=== Data in this exercise ===

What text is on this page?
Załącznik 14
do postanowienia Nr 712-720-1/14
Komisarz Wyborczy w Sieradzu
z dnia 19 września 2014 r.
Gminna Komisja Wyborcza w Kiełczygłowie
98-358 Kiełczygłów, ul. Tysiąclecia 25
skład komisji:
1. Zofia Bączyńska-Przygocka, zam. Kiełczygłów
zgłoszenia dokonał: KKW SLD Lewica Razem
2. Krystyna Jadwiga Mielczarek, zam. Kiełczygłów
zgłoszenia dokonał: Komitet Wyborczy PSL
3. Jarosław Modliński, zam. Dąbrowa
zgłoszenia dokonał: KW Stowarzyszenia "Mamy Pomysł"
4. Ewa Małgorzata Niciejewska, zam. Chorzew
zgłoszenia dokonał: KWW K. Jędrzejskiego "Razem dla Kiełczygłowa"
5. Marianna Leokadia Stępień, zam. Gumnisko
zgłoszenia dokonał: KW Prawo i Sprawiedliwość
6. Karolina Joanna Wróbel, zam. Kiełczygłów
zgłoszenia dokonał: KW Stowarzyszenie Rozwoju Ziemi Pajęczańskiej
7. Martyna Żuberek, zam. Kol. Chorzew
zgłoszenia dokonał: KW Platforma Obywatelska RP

===

What is required => Show all lines in the entries above where the word "dokonał" appears.

Exercise output =>
zgłoszenia dokonał: KKW SLD Lewica Razem
zgłoszenia dokonał: Komitet Wyborczy PSL
zgłoszenia dokonał: KW Stowarzyszenia "Mamy Pomysł"
zgłoszenia dokonał: KWW K. Jędrzejskiego "Razem dla Kiełczygłowa"
zgłoszenia dokonał: KW Prawo i Sprawiedliwość
zgłoszenia dokonał: KW Stowarzyszenie Rozwoju Ziemi Pajęczańskiej
zgłoszenia dokonał: KW Platforma Obywatelska RP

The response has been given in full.